> **What to produce**
Reproduce each line of the listing exactly.

> **Exercise inputs**
• • • •

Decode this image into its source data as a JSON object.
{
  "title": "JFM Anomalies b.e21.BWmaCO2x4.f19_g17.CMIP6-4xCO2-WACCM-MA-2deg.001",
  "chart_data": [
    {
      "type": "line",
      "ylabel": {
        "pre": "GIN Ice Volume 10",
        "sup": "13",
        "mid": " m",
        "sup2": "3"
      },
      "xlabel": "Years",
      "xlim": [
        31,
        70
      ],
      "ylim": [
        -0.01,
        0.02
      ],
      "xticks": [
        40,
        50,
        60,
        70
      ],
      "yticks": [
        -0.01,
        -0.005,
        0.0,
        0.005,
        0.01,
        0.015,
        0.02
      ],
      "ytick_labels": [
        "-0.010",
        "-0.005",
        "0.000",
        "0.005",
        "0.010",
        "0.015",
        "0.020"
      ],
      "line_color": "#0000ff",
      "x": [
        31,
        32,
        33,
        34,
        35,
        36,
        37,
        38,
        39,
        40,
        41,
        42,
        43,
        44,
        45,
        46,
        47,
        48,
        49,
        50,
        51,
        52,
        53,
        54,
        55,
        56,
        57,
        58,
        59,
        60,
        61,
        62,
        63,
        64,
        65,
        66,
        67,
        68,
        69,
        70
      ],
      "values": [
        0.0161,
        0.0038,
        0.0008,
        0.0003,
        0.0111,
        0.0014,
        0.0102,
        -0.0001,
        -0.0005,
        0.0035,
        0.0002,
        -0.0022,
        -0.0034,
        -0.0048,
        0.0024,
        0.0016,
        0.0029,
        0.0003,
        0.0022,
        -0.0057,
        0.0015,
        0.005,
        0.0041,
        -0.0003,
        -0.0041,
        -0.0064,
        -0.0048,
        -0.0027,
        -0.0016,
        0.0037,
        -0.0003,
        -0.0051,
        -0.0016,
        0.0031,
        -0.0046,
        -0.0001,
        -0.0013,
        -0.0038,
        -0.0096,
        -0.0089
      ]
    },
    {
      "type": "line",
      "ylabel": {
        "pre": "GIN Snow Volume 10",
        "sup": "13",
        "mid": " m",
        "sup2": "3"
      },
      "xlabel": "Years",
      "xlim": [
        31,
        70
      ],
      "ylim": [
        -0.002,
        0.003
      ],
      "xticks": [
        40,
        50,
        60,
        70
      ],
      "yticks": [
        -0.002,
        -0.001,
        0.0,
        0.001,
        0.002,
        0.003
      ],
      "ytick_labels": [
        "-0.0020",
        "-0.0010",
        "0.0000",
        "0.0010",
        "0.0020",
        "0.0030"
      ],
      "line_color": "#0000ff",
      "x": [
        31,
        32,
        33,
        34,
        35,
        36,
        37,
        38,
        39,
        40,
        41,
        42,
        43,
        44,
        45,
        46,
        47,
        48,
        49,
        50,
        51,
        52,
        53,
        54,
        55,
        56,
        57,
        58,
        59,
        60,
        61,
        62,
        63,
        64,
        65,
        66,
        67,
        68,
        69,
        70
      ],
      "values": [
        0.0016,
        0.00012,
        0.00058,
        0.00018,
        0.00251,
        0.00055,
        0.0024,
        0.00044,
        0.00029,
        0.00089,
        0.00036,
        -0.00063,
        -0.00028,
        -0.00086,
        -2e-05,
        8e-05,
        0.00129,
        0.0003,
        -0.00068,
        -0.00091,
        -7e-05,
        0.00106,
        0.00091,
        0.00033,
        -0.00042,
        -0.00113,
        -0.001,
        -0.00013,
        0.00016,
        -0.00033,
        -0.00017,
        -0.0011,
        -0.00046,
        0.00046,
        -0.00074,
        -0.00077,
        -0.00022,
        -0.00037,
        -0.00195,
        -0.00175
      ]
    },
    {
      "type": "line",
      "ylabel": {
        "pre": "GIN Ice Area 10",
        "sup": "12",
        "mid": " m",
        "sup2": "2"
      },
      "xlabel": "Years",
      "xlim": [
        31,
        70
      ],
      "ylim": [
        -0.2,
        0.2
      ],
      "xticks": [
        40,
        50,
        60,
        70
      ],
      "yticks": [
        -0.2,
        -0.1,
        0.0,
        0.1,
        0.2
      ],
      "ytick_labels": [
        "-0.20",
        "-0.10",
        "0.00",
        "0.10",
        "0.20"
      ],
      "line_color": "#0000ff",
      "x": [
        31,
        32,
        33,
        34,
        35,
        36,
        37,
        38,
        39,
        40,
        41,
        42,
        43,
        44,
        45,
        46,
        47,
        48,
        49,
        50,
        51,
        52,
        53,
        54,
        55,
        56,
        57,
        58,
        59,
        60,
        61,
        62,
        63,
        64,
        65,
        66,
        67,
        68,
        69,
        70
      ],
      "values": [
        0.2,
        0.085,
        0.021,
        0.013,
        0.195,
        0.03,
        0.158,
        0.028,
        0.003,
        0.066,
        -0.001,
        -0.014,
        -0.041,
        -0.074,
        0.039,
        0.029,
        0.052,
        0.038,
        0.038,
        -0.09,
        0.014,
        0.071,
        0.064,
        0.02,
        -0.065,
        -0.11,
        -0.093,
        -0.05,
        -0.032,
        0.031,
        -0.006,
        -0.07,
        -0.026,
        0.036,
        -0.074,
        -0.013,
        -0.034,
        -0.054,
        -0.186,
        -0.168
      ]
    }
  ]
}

• • • •

> **Full solution**
Decode this image into its source data as a JSON object.
{
  "title": "JFM Anomalies b.e21.BWmaCO2x4.f19_g17.CMIP6-4xCO2-WACCM-MA-2deg.001",
  "chart_data": [
    {
      "type": "line",
      "ylabel": {
        "pre": "GIN Ice Volume 10",
        "sup": "13",
        "mid": " m",
        "sup2": "3"
      },
      "xlabel": "Years",
      "xlim": [
        31,
        70
      ],
      "ylim": [
        -0.01,
        0.02
      ],
      "xticks": [
        40,
        50,
        60,
        70
      ],
      "yticks": [
        -0.01,
        -0.005,
        0.0,
        0.005,
        0.01,
        0.015,
        0.02
      ],
      "ytick_labels": [
        "-0.010",
        "-0.005",
        "0.000",
        "0.005",
        "0.010",
        "0.015",
        "0.020"
      ],
      "line_color": "#0000ff",
      "x": [
        31,
        32,
        33,
        34,
        35,
        36,
        37,
        38,
        39,
        40,
        41,
        42,
        43,
        44,
        45,
        46,
        47,
        48,
        49,
        50,
        51,
        52,
        53,
        54,
        55,
        56,
        57,
        58,
        59,
        60,
        61,
        62,
        63,
        64,
        65,
        66,
        67,
        68,
        69,
        70
      ],
      "values": [
        0.0161,
        0.0038,
        0.0008,
        0.0003,
        0.0111,
        0.0014,
        0.0102,
        -0.0001,
        -0.0005,
        0.0035,
        0.0002,
        -0.0022,
        -0.0034,
        -0.0048,
        0.0024,
        0.0016,
        0.0029,
        0.0003,
        0.0022,
        -0.0057,
        0.0015,
        0.005,
        0.0041,
        -0.0003,
        -0.0041,
        -0.0064,
        -0.0048,
        -0.0027,
        -0.0016,
        0.0037,
        -0.0003,
        -0.0051,
        -0.0016,
        0.0031,
        -0.0046,
        -0.0001,
        -0.0013,
        -0.0038,
        -0.0096,
        -0.0089
      ]
    },
    {
      "type": "line",
      "ylabel": {
        "pre": "GIN Snow Volume 10",
        "sup": "13",
        "mid": " m",
        "sup2": "3"
      },
      "xlabel": "Years",
      "xlim": [
        31,
        70
      ],
      "ylim": [
        -0.002,
        0.003
      ],
      "xticks": [
        40,
        50,
        60,
        70
      ],
      "yticks": [
        -0.002,
        -0.001,
        0.0,
        0.001,
        0.002,
        0.003
      ],
      "ytick_labels": [
        "-0.0020",
        "-0.0010",
        "0.0000",
        "0.0010",
        "0.0020",
        "0.0030"
      ],
      "line_color": "#0000ff",
      "x": [
        31,
        32,
        33,
        34,
        35,
        36,
        37,
        38,
        39,
        40,
        41,
        42,
        43,
        44,
        45,
        46,
        47,
        48,
        49,
        50,
        51,
        52,
        53,
        54,
        55,
        56,
        57,
        58,
        59,
        60,
        61,
        62,
        63,
        64,
        65,
        66,
        67,
        68,
        69,
        70
      ],
      "values": [
        0.0016,
        0.00012,
        0.00058,
        0.00018,
        0.00251,
        0.00055,
        0.0024,
        0.00044,
        0.00029,
        0.00089,
        0.00036,
        -0.00063,
        -0.00028,
        -0.00086,
        -2e-05,
        8e-05,
        0.00129,
        0.0003,
        -0.00068,
        -0.00091,
        -7e-05,
        0.00106,
        0.00091,
        0.00033,
        -0.00042,
        -0.00113,
        -0.001,
        -0.00013,
        0.00016,
        -0.00033,
        -0.00017,
        -0.0011,
        -0.00046,
        0.00046,
        -0.00074,
        -0.00077,
        -0.00022,
        -0.00037,
        -0.00195,
        -0.00175
      ]
    },
    {
      "type": "line",
      "ylabel": {
        "pre": "GIN Ice Area 10",
        "sup": "12",
        "mid": " m",
        "sup2": "2"
      },
      "xlabel": "Years",
      "xlim": [
        31,
        70
      ],
      "ylim": [
        -0.2,
        0.2
      ],
      "xticks": [
        40,
        50,
        60,
        70
      ],
      "yticks": [
        -0.2,
        -0.1,
        0.0,
        0.1,
        0.2
      ],
      "ytick_labels": [
        "-0.20",
        "-0.10",
        "0.00",
        "0.10",
        "0.20"
      ],
      "line_color": "#0000ff",
      "x": [
        31,
        32,
        33,
        34,
        35,
        36,
        37,
        38,
        39,
        40,
        41,
        42,
        43,
        44,
        45,
        46,
        47,
        48,
        49,
        50,
        51,
        52,
        53,
        54,
        55,
        56,
        57,
        58,
        59,
        60,
        61,
        62,
        63,
        64,
        65,
        66,
        67,
        68,
        69,
        70
      ],
      "values": [
        0.2,
        0.085,
        0.021,
        0.013,
        0.195,
        0.03,
        0.158,
        0.028,
        0.003,
        0.066,
        -0.001,
        -0.014,
        -0.041,
        -0.074,
        0.039,
        0.029,
        0.052,
        0.038,
        0.038,
        -0.09,
        0.014,
        0.071,
        0.064,
        0.02,
        -0.065,
        -0.11,
        -0.093,
        -0.05,
        -0.032,
        0.031,
        -0.006,
        -0.07,
        -0.026,
        0.036,
        -0.074,
        -0.013,
        -0.034,
        -0.054,
        -0.186,
        -0.168
      ]
    }
  ]
}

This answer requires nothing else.